> [The request]: Copy each line exactly. Leave nothing out.

Extracted records:
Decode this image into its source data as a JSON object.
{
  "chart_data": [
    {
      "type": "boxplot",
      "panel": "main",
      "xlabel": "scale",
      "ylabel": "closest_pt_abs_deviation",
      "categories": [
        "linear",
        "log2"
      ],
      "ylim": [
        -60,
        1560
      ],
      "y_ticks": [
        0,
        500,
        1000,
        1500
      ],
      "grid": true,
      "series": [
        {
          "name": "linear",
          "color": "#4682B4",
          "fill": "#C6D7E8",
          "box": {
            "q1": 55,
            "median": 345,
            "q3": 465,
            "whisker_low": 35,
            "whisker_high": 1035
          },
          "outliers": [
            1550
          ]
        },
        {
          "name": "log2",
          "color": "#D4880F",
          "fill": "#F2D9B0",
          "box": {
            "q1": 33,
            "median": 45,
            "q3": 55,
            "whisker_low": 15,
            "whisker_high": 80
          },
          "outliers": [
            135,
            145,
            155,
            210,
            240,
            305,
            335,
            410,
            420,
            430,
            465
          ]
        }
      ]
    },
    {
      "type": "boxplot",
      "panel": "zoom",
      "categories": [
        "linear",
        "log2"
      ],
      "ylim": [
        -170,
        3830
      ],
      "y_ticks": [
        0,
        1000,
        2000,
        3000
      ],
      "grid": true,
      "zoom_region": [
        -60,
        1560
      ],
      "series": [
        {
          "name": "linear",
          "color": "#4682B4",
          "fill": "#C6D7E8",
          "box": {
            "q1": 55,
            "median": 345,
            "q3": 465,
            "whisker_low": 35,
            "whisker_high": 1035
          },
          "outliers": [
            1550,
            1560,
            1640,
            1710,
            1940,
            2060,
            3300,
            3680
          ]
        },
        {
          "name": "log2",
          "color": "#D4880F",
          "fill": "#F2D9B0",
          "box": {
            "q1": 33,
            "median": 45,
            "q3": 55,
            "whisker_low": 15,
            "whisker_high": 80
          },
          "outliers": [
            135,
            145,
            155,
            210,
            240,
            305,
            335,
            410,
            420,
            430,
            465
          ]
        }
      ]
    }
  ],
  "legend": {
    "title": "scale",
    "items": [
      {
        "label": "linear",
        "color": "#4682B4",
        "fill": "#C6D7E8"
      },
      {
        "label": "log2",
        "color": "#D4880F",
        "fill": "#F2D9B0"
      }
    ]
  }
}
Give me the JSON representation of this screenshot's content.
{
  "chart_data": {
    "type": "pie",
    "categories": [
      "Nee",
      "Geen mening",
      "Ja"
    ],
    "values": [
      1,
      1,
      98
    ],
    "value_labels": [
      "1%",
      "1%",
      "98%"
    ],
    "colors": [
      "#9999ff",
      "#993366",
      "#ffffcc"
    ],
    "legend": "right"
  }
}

> [Reply to the exercise]:
Decode this image into its source data as a JSON object.
{
  "chart_data": [
    {
      "type": "boxplot",
      "panel": "main",
      "xlabel": "scale",
      "ylabel": "closest_pt_abs_deviation",
      "categories": [
        "linear",
        "log2"
      ],
      "ylim": [
        -60,
        1560
      ],
      "y_ticks": [
        0,
        500,
        1000,
        1500
      ],
      "grid": true,
      "series": [
        {
          "name": "linear",
          "color": "#4682B4",
          "fill": "#C6D7E8",
          "box": {
            "q1": 55,
            "median": 345,
            "q3": 465,
            "whisker_low": 35,
            "whisker_high": 1035
          },
          "outliers": [
            1550
          ]
        },
        {
          "name": "log2",
          "color": "#D4880F",
          "fill": "#F2D9B0",
          "box": {
            "q1": 33,
            "median": 45,
            "q3": 55,
            "whisker_low": 15,
            "whisker_high": 80
          },
          "outliers": [
            135,
            145,
            155,
            210,
            240,
            305,
            335,
            410,
            420,
            430,
            465
          ]
        }
      ]
    },
    {
      "type": "boxplot",
      "panel": "zoom",
      "categories": [
        "linear",
        "log2"
      ],
      "ylim": [
        -170,
        3830
      ],
      "y_ticks": [
        0,
        1000,
        2000,
        3000
      ],
      "grid": true,
      "zoom_region": [
        -60,
        1560
      ],
      "series": [
        {
          "name": "linear",
          "color": "#4682B4",
          "fill": "#C6D7E8",
          "box": {
            "q1": 55,
            "median": 345,
            "q3": 465,
            "whisker_low": 35,
            "whisker_high": 1035
          },
          "outliers": [
            1550,
            1560,
            1640,
            1710,
            1940,
            2060,
            3300,
            3680
          ]
        },
        {
          "name": "log2",
          "color": "#D4880F",
          "fill": "#F2D9B0",
          "box": {
            "q1": 33,
            "median": 45,
            "q3": 55,
            "whisker_low": 15,
            "whisker_high": 80
          },
          "outliers": [
            135,
            145,
            155,
            210,
            240,
            305,
            335,
            410,
            420,
            430,
            465
          ]
        }
      ]
    }
  ],
  "legend": {
    "title": "scale",
    "items": [
      {
        "label": "linear",
        "color": "#4682B4",
        "fill": "#C6D7E8"
      },
      {
        "label": "log2",
        "color": "#D4880F",
        "fill": "#F2D9B0"
      }
    ]
  }
}
Give me the JSON representation of this screenshot's content.
{
  "chart_data": {
    "type": "pie",
    "categories": [
      "Nee",
      "Geen mening",
      "Ja"
    ],
    "values": [
      1,
      1,
      98
    ],
    "value_labels": [
      "1%",
      "1%",
      "98%"
    ],
    "colors": [
      "#9999ff",
      "#993366",
      "#ffffcc"
    ],
    "legend": "right"
  }
}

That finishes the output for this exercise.